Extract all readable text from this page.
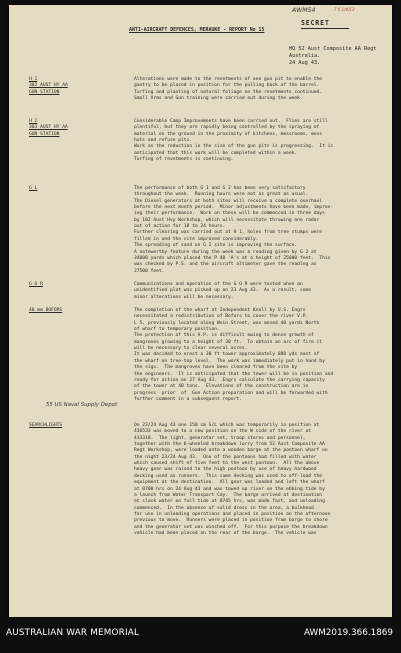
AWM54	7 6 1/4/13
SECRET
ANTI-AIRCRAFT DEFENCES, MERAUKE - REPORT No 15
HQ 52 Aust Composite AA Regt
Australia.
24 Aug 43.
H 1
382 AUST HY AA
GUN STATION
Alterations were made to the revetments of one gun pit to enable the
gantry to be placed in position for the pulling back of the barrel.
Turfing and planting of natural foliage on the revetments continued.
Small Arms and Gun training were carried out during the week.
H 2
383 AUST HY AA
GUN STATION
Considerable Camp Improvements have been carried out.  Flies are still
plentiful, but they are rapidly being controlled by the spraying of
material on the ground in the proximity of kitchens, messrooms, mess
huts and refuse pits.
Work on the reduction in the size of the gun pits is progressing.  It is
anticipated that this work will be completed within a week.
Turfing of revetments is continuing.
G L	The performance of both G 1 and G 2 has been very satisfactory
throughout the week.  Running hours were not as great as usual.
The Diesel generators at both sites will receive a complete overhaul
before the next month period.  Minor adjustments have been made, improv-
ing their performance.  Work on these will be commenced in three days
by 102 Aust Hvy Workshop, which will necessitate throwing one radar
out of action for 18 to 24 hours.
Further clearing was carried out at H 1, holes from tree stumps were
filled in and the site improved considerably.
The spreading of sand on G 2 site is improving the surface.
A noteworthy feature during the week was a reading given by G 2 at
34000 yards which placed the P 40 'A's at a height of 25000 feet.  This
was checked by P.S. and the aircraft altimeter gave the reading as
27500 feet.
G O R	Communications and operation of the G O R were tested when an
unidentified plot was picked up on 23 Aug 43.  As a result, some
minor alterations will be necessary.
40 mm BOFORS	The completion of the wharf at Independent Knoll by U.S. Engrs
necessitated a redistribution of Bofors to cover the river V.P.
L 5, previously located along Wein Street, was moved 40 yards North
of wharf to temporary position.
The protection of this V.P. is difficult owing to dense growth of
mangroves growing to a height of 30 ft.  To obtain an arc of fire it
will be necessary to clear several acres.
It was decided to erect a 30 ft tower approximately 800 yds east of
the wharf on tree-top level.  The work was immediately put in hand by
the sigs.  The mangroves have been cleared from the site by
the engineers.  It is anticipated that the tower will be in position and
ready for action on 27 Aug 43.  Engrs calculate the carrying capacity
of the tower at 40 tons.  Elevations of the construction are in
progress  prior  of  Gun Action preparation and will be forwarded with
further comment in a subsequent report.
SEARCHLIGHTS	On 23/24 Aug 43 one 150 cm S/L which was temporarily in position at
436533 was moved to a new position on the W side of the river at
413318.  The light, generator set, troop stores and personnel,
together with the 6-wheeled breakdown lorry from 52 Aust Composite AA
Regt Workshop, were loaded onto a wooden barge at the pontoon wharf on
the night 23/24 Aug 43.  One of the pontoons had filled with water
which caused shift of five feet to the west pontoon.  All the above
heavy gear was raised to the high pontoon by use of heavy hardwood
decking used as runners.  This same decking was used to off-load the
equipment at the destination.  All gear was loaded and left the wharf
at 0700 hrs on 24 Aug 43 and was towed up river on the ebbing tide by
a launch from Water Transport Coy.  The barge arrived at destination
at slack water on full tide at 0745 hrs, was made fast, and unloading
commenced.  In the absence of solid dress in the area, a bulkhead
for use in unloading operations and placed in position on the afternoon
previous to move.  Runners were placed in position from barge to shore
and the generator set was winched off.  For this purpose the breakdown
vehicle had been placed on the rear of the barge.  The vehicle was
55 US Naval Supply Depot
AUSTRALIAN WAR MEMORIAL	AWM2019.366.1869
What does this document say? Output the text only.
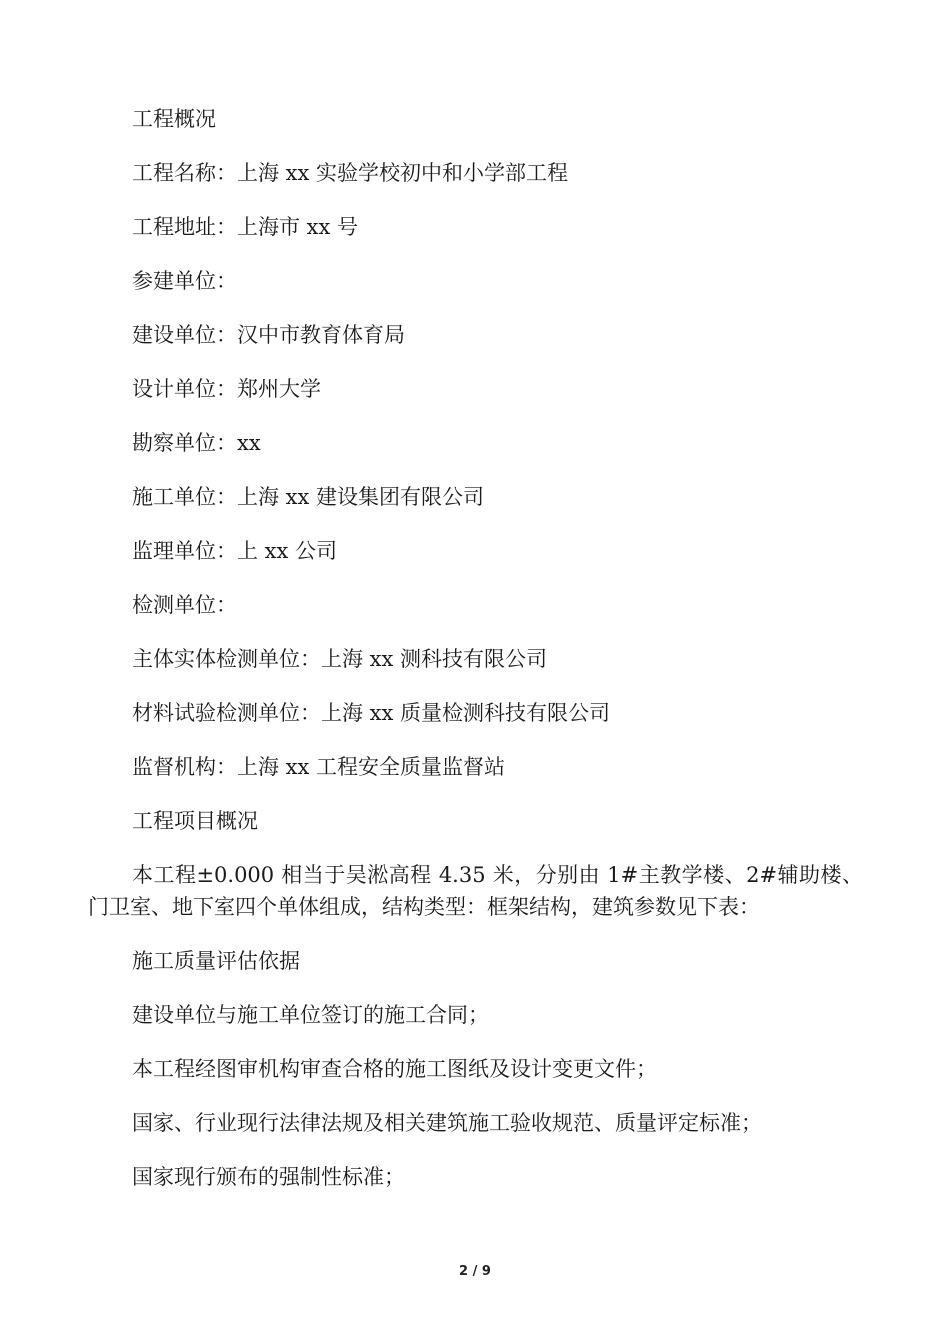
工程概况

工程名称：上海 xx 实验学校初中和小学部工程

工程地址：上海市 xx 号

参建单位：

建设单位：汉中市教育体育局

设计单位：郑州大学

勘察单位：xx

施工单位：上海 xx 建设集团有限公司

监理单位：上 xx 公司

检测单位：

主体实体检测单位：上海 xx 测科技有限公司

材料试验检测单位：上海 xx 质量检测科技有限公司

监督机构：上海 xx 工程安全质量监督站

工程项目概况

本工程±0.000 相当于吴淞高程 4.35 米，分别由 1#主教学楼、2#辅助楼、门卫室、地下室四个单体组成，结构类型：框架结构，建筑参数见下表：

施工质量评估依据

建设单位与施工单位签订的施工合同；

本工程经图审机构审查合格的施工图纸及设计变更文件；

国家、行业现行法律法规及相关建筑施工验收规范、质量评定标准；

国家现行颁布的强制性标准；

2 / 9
□ □ □
= WHAT TO DO =
Restate each entry word for word, leaving out any pictures.

= ANSWER TO THE EXERCISE =
Extract all readable text from this page.
AWM54	7 6 1/4/13
SECRET
ANTI-AIRCRAFT DEFENCES, MERAUKE - REPORT No 15
HQ 52 Aust Composite AA Regt
Australia.
24 Aug 43.
H 1
382 AUST HY AA
GUN STATION
Alterations were made to the revetments of one gun pit to enable the
gantry to be placed in position for the pulling back of the barrel.
Turfing and planting of natural foliage on the revetments continued.
Small Arms and Gun training were carried out during the week.
H 2
383 AUST HY AA
GUN STATION
Considerable Camp Improvements have been carried out.  Flies are still
plentiful, but they are rapidly being controlled by the spraying of
material on the ground in the proximity of kitchens, messrooms, mess
huts and refuse pits.
Work on the reduction in the size of the gun pits is progressing.  It is
anticipated that this work will be completed within a week.
Turfing of revetments is continuing.
G L	The performance of both G 1 and G 2 has been very satisfactory
throughout the week.  Running hours were not as great as usual.
The Diesel generators at both sites will receive a complete overhaul
before the next month period.  Minor adjustments have been made, improv-
ing their performance.  Work on these will be commenced in three days
by 102 Aust Hvy Workshop, which will necessitate throwing one radar
out of action for 18 to 24 hours.
Further clearing was carried out at H 1, holes from tree stumps were
filled in and the site improved considerably.
The spreading of sand on G 2 site is improving the surface.
A noteworthy feature during the week was a reading given by G 2 at
34000 yards which placed the P 40 'A's at a height of 25000 feet.  This
was checked by P.S. and the aircraft altimeter gave the reading as
27500 feet.
G O R	Communications and operation of the G O R were tested when an
unidentified plot was picked up on 23 Aug 43.  As a result, some
minor alterations will be necessary.
40 mm BOFORS	The completion of the wharf at Independent Knoll by U.S. Engrs
necessitated a redistribution of Bofors to cover the river V.P.
L 5, previously located along Wein Street, was moved 40 yards North
of wharf to temporary position.
The protection of this V.P. is difficult owing to dense growth of
mangroves growing to a height of 30 ft.  To obtain an arc of fire it
will be necessary to clear several acres.
It was decided to erect a 30 ft tower approximately 800 yds east of
the wharf on tree-top level.  The work was immediately put in hand by
the sigs.  The mangroves have been cleared from the site by
the engineers.  It is anticipated that the tower will be in position and
ready for action on 27 Aug 43.  Engrs calculate the carrying capacity
of the tower at 40 tons.  Elevations of the construction are in
progress  prior  of  Gun Action preparation and will be forwarded with
further comment in a subsequent report.
SEARCHLIGHTS	On 23/24 Aug 43 one 150 cm S/L which was temporarily in position at
436533 was moved to a new position on the W side of the river at
413318.  The light, generator set, troop stores and personnel,
together with the 6-wheeled breakdown lorry from 52 Aust Composite AA
Regt Workshop, were loaded onto a wooden barge at the pontoon wharf on
the night 23/24 Aug 43.  One of the pontoons had filled with water
which caused shift of five feet to the west pontoon.  All the above
heavy gear was raised to the high pontoon by use of heavy hardwood
decking used as runners.  This same decking was used to off-load the
equipment at the destination.  All gear was loaded and left the wharf
at 0700 hrs on 24 Aug 43 and was towed up river on the ebbing tide by
a launch from Water Transport Coy.  The barge arrived at destination
at slack water on full tide at 0745 hrs, was made fast, and unloading
commenced.  In the absence of solid dress in the area, a bulkhead
for use in unloading operations and placed in position on the afternoon
previous to move.  Runners were placed in position from barge to shore
and the generator set was winched off.  For this purpose the breakdown
vehicle had been placed on the rear of the barge.  The vehicle was
55 US Naval Supply Depot
AUSTRALIAN WAR MEMORIAL	AWM2019.366.1869
What does this document say? Output the text only.
工程概况

工程名称：上海 xx 实验学校初中和小学部工程

工程地址：上海市 xx 号

参建单位：

建设单位：汉中市教育体育局

设计单位：郑州大学

勘察单位：xx

施工单位：上海 xx 建设集团有限公司

监理单位：上 xx 公司

检测单位：

主体实体检测单位：上海 xx 测科技有限公司

材料试验检测单位：上海 xx 质量检测科技有限公司

监督机构：上海 xx 工程安全质量监督站

工程项目概况

本工程±0.000 相当于吴淞高程 4.35 米，分别由 1#主教学楼、2#辅助楼、门卫室、地下室四个单体组成，结构类型：框架结构，建筑参数见下表：

施工质量评估依据

建设单位与施工单位签订的施工合同；

本工程经图审机构审查合格的施工图纸及设计变更文件；

国家、行业现行法律法规及相关建筑施工验收规范、质量评定标准；

国家现行颁布的强制性标准；

2 / 9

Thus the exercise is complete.